A run of records:
========

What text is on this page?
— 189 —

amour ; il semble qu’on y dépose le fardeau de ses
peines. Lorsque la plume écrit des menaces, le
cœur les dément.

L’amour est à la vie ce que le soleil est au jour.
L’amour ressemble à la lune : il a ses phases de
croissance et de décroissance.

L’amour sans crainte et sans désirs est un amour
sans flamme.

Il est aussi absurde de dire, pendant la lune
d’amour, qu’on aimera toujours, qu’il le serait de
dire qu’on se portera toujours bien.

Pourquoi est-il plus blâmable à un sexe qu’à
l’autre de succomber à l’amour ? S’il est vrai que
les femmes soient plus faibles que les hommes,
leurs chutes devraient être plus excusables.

========

[What is asked]
All the entries above need to be reproduced exactly.

[Result for this task]
What text is on this page?
— 189 —

amour ; il semble qu’on y dépose le fardeau de ses
peines. Lorsque la plume écrit des menaces, le
cœur les dément.

L’amour est à la vie ce que le soleil est au jour.
L’amour ressemble à la lune : il a ses phases de
croissance et de décroissance.

L’amour sans crainte et sans désirs est un amour
sans flamme.

Il est aussi absurde de dire, pendant la lune
d’amour, qu’on aimera toujours, qu’il le serait de
dire qu’on se portera toujours bien.

Pourquoi est-il plus blâmable à un sexe qu’à
l’autre de succomber à l’amour ? S’il est vrai que
les femmes soient plus faibles que les hommes,
leurs chutes devraient être plus excusables.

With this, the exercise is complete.